▸ **Tasks to complete**
- A) In the multitasking study summary, how many human participants were scanned?
- B) List every purpose of the study named in the multitasking study summary.
- C) Using the multitasking study summary, explain what the multitasking costs tied to modality incompatibility may come from.

Purpose of the Study:

  • To investigate neural overlap during multitasking, focusing on modality compatibility effects.
  • To determine if representational overlap in modality-specific regions or general fronto-parietal areas underlies multitasking costs.
  • To examine the impact of modality-specific practice on neural representations and dual-task performance.

Main Methods:

  • Functional neuroimaging (fMRI) with multivariate pattern analysis (MVPA) was employed in 54 human participants.
  • Participants were assigned to three groups involving modality-specific practice interventions.
  • Neural representations for modality-compatible and modality-incompatible tasks were analyzed.

Main Results:

  • Significant differences in neural representations were found between modality-compatible and incompatible tasks in the auditory cortex, but not in fronto-parietal regions.
  • Improved auditory decoding accuracy for modality-incompatible tasks predicted performance gains in dual-task scenarios.
  • Practice on modality-incompatible tasks led to the elimination of modality-specific dual-task costs and influenced neural representations.

Conclusions:

  • Multitasking costs related to modality incompatibility may stem from representational overlap in modality-specific brain regions, such as the auditory cortex.
  • Targeted practice on tasks with overlapping modalities can modify neural representations and mitigate dual-task interference.
  • Findings integrate cognitive theories of task representation with neuroscientific evidence on multitasking.

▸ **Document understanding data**
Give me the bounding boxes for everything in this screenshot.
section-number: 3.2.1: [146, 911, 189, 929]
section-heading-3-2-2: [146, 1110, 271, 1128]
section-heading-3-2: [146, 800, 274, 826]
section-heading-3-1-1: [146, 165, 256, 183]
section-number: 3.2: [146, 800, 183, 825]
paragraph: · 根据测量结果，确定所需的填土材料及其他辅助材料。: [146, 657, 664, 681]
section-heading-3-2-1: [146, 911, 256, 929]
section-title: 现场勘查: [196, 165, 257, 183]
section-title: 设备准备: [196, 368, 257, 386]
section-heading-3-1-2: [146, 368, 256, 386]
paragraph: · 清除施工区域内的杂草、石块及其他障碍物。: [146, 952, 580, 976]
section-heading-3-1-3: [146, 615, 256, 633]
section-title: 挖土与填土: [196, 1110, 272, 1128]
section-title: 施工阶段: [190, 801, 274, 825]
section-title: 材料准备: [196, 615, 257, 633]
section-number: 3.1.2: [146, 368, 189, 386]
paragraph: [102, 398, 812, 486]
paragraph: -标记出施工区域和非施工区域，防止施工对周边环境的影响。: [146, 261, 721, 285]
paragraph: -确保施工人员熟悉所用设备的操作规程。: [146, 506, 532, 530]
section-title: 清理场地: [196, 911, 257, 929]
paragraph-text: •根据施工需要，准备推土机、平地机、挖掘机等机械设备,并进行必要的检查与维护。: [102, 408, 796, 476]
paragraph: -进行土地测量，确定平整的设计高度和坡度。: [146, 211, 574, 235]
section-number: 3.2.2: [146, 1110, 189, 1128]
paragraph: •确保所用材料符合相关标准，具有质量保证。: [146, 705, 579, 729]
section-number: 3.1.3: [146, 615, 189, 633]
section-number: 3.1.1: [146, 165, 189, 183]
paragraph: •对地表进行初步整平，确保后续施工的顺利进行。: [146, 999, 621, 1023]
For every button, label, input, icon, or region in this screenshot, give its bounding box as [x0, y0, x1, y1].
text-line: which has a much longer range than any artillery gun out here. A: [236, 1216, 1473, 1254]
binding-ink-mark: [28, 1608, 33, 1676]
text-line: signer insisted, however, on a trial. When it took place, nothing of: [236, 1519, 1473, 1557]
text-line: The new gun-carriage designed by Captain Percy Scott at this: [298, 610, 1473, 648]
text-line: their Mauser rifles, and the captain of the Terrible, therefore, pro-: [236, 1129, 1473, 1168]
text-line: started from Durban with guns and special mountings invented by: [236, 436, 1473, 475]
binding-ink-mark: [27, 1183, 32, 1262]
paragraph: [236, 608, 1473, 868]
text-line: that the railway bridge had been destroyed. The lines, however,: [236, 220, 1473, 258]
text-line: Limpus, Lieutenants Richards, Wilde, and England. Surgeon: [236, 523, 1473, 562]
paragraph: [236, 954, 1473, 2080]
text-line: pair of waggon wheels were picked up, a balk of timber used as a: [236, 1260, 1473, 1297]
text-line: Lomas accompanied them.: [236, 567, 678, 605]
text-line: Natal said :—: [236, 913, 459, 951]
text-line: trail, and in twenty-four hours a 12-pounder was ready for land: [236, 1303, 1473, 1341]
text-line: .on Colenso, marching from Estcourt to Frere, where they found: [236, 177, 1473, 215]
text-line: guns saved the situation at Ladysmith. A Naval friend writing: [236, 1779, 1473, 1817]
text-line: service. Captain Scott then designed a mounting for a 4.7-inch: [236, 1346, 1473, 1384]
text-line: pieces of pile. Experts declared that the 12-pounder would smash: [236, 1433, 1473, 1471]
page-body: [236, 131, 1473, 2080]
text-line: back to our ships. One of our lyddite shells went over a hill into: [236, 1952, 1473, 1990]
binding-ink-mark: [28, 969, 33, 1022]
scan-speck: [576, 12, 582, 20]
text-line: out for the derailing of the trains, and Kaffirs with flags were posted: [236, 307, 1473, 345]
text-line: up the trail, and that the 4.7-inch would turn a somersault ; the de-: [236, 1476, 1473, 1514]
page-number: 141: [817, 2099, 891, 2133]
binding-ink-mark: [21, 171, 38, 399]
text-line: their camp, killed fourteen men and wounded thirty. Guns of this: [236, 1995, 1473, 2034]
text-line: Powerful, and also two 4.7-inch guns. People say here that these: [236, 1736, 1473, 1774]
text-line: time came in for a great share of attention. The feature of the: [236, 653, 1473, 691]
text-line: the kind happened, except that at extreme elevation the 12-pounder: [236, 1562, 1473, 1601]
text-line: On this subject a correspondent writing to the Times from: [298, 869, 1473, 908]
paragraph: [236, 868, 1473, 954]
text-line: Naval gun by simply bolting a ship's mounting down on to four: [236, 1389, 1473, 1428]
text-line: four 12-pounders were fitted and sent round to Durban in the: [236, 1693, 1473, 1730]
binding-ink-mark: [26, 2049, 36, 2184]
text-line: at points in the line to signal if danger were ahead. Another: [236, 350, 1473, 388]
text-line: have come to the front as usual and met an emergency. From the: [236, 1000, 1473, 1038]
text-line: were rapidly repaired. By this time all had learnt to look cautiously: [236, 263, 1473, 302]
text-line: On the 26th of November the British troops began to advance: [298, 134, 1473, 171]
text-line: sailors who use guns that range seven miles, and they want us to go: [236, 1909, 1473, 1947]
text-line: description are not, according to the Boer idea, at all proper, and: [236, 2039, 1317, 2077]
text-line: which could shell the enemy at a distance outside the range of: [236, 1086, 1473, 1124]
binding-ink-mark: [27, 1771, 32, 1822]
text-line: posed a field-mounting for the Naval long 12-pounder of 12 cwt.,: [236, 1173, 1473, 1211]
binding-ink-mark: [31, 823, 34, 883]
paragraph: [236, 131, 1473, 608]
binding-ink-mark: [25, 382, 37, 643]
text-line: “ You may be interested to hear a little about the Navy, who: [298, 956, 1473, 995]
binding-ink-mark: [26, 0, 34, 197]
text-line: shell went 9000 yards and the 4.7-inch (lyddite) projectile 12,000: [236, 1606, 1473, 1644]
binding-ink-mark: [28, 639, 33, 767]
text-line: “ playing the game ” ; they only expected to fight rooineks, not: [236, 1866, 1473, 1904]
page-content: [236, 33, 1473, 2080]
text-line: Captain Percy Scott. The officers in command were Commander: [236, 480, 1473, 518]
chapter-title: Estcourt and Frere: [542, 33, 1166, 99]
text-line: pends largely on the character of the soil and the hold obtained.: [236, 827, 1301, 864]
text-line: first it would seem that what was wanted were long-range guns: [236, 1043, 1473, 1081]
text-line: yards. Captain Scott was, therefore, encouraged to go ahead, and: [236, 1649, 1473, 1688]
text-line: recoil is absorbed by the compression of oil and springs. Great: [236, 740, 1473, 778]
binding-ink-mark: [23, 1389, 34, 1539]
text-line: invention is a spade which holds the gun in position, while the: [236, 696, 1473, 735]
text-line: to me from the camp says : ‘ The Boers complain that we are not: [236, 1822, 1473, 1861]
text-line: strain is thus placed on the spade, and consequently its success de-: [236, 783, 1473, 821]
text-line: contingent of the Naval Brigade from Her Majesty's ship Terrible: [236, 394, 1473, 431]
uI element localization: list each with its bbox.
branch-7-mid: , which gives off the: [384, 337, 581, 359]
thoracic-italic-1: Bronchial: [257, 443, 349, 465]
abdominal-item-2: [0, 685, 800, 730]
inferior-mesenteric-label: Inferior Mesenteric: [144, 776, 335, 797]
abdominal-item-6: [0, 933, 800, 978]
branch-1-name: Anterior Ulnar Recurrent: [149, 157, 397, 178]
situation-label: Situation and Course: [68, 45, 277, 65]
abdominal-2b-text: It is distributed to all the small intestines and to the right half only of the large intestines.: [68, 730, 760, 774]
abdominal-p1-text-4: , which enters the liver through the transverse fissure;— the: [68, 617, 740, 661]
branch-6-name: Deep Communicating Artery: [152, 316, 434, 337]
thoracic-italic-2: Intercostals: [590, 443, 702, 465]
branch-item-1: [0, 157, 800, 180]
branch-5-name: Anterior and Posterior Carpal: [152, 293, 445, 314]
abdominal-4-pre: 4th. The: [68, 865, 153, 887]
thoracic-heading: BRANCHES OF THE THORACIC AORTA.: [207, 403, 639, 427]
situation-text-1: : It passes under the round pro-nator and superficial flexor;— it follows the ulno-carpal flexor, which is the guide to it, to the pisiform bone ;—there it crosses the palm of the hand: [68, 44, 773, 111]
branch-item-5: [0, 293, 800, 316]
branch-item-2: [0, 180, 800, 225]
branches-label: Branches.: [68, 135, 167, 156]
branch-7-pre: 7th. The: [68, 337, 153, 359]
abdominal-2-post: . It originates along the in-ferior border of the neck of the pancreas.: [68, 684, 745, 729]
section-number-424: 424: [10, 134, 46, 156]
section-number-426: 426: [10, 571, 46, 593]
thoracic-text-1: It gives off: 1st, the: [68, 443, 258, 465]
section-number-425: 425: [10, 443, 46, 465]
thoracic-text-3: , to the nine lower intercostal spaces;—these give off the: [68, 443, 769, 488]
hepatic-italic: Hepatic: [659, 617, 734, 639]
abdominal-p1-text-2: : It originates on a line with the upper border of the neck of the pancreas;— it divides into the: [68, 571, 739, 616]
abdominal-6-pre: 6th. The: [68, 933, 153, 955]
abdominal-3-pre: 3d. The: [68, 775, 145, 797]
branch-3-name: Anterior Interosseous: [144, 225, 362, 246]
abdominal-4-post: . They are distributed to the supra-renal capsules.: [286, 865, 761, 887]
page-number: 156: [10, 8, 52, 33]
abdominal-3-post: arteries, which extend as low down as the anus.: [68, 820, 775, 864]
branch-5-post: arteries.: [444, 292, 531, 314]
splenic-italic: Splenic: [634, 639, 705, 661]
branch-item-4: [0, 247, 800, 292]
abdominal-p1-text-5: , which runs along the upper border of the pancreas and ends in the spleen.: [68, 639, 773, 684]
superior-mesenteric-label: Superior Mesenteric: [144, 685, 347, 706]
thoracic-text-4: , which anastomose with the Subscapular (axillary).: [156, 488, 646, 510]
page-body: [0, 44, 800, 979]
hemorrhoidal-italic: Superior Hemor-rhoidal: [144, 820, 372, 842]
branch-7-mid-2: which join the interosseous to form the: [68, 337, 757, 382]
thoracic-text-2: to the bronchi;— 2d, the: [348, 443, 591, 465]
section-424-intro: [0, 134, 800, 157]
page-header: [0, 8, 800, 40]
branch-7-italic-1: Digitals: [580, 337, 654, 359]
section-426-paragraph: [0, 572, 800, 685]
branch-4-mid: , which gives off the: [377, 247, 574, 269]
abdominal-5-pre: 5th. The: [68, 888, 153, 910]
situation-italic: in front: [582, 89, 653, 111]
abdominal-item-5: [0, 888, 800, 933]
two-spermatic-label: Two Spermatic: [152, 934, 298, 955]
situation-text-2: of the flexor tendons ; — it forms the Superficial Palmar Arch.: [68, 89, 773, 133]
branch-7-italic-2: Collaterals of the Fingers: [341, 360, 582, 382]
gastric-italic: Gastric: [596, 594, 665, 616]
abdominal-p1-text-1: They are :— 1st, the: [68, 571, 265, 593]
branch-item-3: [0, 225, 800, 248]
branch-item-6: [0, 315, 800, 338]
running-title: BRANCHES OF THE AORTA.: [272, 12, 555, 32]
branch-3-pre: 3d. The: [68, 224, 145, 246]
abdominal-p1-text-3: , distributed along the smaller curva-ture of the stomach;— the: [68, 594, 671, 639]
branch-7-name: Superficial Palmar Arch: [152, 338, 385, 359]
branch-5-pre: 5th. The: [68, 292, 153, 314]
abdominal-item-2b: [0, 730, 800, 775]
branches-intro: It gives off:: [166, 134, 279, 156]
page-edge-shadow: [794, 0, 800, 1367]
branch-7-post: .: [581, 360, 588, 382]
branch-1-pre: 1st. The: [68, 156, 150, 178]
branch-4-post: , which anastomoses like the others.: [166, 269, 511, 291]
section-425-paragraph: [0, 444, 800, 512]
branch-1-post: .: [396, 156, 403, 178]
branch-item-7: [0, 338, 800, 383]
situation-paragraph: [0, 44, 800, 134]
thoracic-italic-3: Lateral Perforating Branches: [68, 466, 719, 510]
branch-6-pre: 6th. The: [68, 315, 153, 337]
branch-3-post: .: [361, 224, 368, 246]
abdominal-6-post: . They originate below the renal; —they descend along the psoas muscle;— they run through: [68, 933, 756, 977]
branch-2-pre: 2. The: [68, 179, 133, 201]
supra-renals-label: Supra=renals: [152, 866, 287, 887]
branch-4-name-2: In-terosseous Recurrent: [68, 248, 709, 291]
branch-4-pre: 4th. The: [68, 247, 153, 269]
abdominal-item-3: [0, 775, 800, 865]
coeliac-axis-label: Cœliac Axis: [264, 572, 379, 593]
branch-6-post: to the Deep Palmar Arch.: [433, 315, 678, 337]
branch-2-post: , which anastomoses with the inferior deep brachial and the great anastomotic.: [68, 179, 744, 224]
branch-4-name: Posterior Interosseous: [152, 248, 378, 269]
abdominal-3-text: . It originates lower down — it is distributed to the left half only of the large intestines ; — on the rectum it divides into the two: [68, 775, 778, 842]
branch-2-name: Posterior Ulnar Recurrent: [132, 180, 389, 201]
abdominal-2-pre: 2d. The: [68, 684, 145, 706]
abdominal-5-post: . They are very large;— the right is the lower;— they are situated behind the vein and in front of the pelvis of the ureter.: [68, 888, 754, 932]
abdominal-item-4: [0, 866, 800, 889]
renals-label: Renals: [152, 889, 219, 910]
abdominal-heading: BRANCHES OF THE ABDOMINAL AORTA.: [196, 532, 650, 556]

▸ **Solutions**
- A) 54 human participants.

- B)
- To investigate neural overlap during multitasking, focusing on modality compatibility effects.
- To determine if representational overlap in modality-specific regions or general fronto-parietal areas underlies multitasking costs.
- To examine the impact of modality-specific practice on neural representations and dual-task performance.

- C) These costs may come from representational overlap in modality-specific brain regions, such as the auditory cortex. The summary points to this because neural representations for modality-compatible and modality-incompatible tasks differed significantly in the auditory cortex but not in fronto-parietal regions.